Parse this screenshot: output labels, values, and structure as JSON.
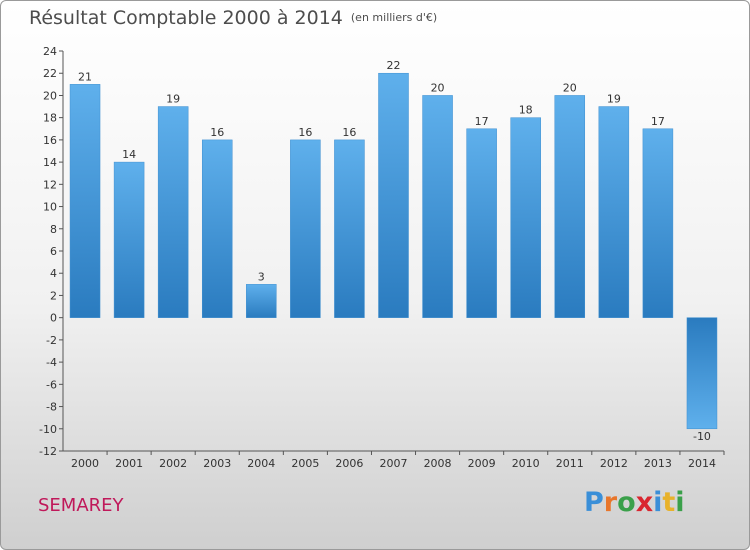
{
  "chart_data": {
    "type": "bar",
    "title": "Résultat Comptable 2000 à 2014",
    "subtitle": "(en milliers d'€)",
    "categories": [
      "2000",
      "2001",
      "2002",
      "2003",
      "2004",
      "2005",
      "2006",
      "2007",
      "2008",
      "2009",
      "2010",
      "2011",
      "2012",
      "2013",
      "2014"
    ],
    "values": [
      21,
      14,
      19,
      16,
      3,
      16,
      16,
      22,
      20,
      17,
      18,
      20,
      19,
      17,
      -10
    ],
    "ylim": [
      -12,
      24
    ],
    "yticks": [
      24,
      22,
      20,
      18,
      16,
      14,
      12,
      10,
      8,
      6,
      4,
      2,
      0,
      -2,
      -4,
      -6,
      -8,
      -10,
      -12
    ],
    "xlabel": "",
    "ylabel": "",
    "grid": false,
    "bar_color": "#4a9ddf"
  },
  "footer": {
    "commune": "SEMAREY",
    "logo": "Proxiti",
    "logo_letter_colors": [
      "#3a8fd8",
      "#e8762b",
      "#3aa04a",
      "#d9262f",
      "#3a8fd8",
      "#e8b22b",
      "#3aa04a"
    ]
  }
}
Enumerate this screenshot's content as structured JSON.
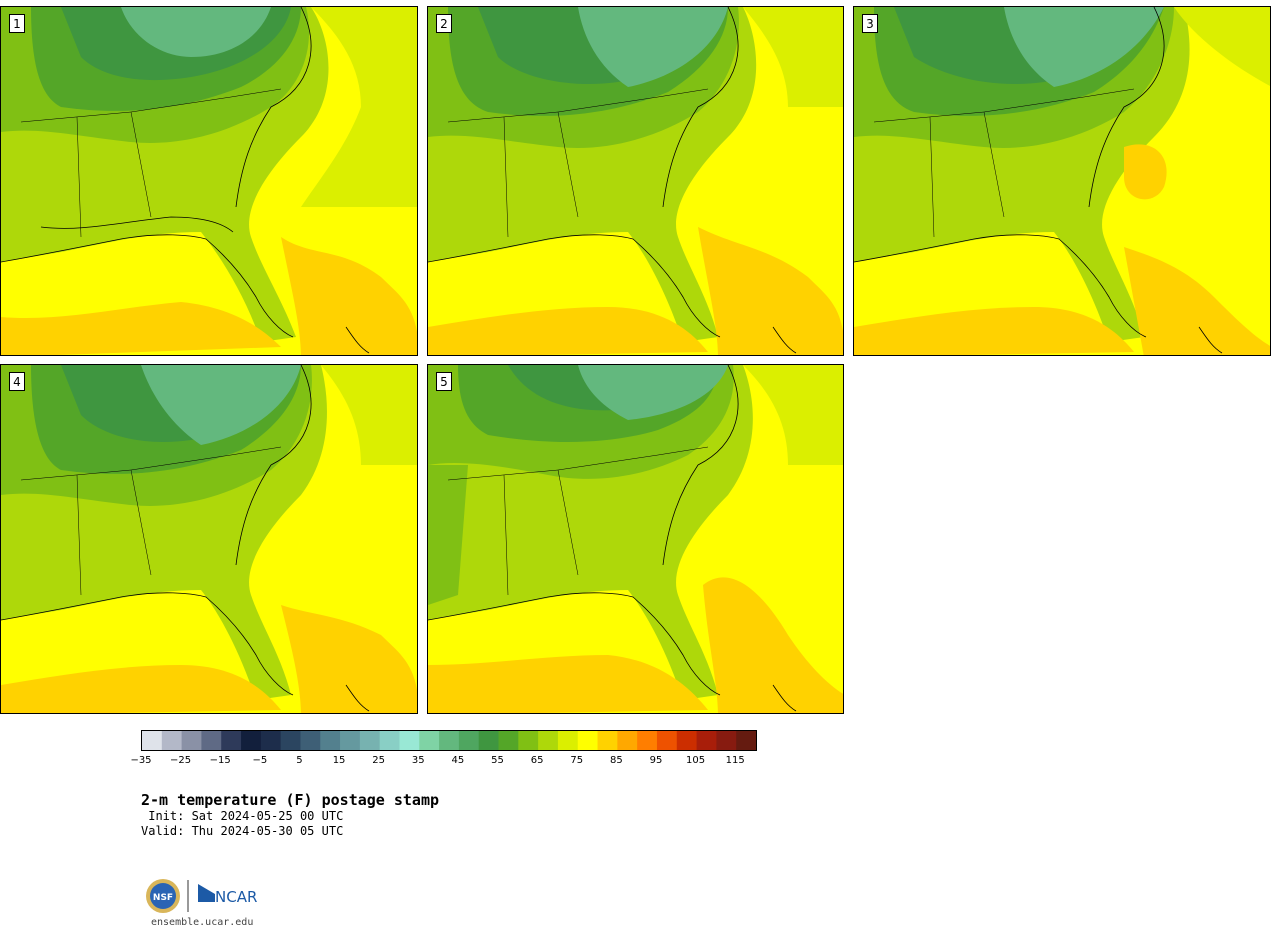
{
  "panels": [
    {
      "label": "1"
    },
    {
      "label": "2"
    },
    {
      "label": "3"
    },
    {
      "label": "4"
    },
    {
      "label": "5"
    }
  ],
  "title": "2-m temperature (F) postage stamp",
  "init": " Init: Sat 2024-05-25 00 UTC",
  "valid": "Valid: Thu 2024-05-30 05 UTC",
  "colorbar": {
    "ticks": [
      "−35",
      "−25",
      "−15",
      "−5",
      "5",
      "15",
      "25",
      "35",
      "45",
      "55",
      "65",
      "75",
      "85",
      "95",
      "105",
      "115"
    ],
    "colors": [
      "#dfe3ea",
      "#b3b8c8",
      "#8a91a6",
      "#5f6a85",
      "#2e3a5a",
      "#121f3c",
      "#1d2d4b",
      "#2b4560",
      "#3e5f76",
      "#53808e",
      "#65999f",
      "#77b2b0",
      "#89cfc5",
      "#99e8d5",
      "#7fd3a5",
      "#63b87e",
      "#4fa660",
      "#3f9640",
      "#54a628",
      "#80c014",
      "#aed80a",
      "#dbef00",
      "#ffff00",
      "#ffd200",
      "#ffa800",
      "#ff7e00",
      "#ee5200",
      "#cc2e00",
      "#a81e0a",
      "#871b10",
      "#651b10"
    ]
  },
  "logo": {
    "nsf": "NSF",
    "ncar": "NCAR"
  },
  "footer": "ensemble.ucar.edu"
}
■ ■ ■ ■ ■ ■ ■
GOAL: Write out the listing above again, exactly, but with no pictures in the copy.

IN RESPONSE:
Parse this screenshot: output labels, values, and structure as JSON.
{
  "chart_data": {
    "type": "bar",
    "title": "Résultat Comptable 2000 à 2014",
    "subtitle": "(en milliers d'€)",
    "categories": [
      "2000",
      "2001",
      "2002",
      "2003",
      "2004",
      "2005",
      "2006",
      "2007",
      "2008",
      "2009",
      "2010",
      "2011",
      "2012",
      "2013",
      "2014"
    ],
    "values": [
      21,
      14,
      19,
      16,
      3,
      16,
      16,
      22,
      20,
      17,
      18,
      20,
      19,
      17,
      -10
    ],
    "ylim": [
      -12,
      24
    ],
    "yticks": [
      24,
      22,
      20,
      18,
      16,
      14,
      12,
      10,
      8,
      6,
      4,
      2,
      0,
      -2,
      -4,
      -6,
      -8,
      -10,
      -12
    ],
    "xlabel": "",
    "ylabel": "",
    "grid": false,
    "bar_color": "#4a9ddf"
  },
  "footer": {
    "commune": "SEMAREY",
    "logo": "Proxiti",
    "logo_letter_colors": [
      "#3a8fd8",
      "#e8762b",
      "#3aa04a",
      "#d9262f",
      "#3a8fd8",
      "#e8b22b",
      "#3aa04a"
    ]
  }
}
Enumerate this screenshot's content as structured JSON.
{
  "panels": [
    {
      "label": "1"
    },
    {
      "label": "2"
    },
    {
      "label": "3"
    },
    {
      "label": "4"
    },
    {
      "label": "5"
    }
  ],
  "title": "2-m temperature (F) postage stamp",
  "init": " Init: Sat 2024-05-25 00 UTC",
  "valid": "Valid: Thu 2024-05-30 05 UTC",
  "colorbar": {
    "ticks": [
      "−35",
      "−25",
      "−15",
      "−5",
      "5",
      "15",
      "25",
      "35",
      "45",
      "55",
      "65",
      "75",
      "85",
      "95",
      "105",
      "115"
    ],
    "colors": [
      "#dfe3ea",
      "#b3b8c8",
      "#8a91a6",
      "#5f6a85",
      "#2e3a5a",
      "#121f3c",
      "#1d2d4b",
      "#2b4560",
      "#3e5f76",
      "#53808e",
      "#65999f",
      "#77b2b0",
      "#89cfc5",
      "#99e8d5",
      "#7fd3a5",
      "#63b87e",
      "#4fa660",
      "#3f9640",
      "#54a628",
      "#80c014",
      "#aed80a",
      "#dbef00",
      "#ffff00",
      "#ffd200",
      "#ffa800",
      "#ff7e00",
      "#ee5200",
      "#cc2e00",
      "#a81e0a",
      "#871b10",
      "#651b10"
    ]
  },
  "logo": {
    "nsf": "NSF",
    "ncar": "NCAR"
  },
  "footer": "ensemble.ucar.edu"
}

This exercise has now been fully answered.